▶ _SHORT TASK_:
Pull out every line from the listing that has the word "step".

▶ _TASK DATA_:
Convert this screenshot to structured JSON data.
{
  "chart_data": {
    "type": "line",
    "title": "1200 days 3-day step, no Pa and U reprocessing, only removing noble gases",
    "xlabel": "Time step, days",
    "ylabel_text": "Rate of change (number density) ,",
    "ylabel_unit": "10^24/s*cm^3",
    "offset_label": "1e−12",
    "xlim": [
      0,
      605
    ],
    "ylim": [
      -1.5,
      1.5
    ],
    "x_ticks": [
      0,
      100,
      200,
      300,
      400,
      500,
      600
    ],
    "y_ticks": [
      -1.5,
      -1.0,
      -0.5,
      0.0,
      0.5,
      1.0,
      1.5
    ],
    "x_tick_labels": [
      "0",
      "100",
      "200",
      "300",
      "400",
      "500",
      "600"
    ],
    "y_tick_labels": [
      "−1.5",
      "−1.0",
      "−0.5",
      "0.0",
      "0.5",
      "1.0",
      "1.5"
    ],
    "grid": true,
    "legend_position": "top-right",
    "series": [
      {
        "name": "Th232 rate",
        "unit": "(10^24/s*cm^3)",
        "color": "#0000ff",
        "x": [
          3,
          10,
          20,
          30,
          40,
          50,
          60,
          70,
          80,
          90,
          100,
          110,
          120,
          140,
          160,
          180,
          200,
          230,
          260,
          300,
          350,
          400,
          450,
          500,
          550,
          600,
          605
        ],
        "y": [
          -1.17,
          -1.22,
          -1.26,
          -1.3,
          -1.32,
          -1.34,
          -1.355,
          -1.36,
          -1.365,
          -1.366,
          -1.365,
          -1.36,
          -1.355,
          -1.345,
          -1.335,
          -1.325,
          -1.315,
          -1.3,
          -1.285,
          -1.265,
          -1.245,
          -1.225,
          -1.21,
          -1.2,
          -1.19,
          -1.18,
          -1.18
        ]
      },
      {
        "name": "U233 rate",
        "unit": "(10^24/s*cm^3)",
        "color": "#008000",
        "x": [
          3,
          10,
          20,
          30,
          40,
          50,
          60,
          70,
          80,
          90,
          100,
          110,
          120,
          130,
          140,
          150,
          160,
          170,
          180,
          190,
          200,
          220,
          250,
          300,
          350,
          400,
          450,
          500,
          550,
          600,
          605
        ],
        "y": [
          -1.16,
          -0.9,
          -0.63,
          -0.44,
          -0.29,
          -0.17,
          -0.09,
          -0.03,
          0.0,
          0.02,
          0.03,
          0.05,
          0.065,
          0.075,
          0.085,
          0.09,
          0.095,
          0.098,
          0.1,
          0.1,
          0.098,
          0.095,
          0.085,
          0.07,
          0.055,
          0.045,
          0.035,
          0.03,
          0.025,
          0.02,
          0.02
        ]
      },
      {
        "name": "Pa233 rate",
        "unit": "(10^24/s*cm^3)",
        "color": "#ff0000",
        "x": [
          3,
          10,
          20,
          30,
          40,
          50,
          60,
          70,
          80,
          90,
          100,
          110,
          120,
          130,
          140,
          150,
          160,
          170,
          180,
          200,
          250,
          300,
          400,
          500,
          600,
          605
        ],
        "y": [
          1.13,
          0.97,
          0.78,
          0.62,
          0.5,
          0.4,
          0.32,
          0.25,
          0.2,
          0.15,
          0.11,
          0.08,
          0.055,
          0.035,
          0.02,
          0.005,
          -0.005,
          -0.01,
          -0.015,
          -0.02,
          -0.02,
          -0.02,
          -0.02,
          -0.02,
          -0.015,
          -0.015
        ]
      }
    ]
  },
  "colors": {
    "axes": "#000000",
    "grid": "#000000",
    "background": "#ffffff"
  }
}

▶ _COMPLETE ANSWER_:
    "title": "1200 days 3-day step, no Pa and U reprocessing, only removing noble gases",
    "xlabel": "Time step, days",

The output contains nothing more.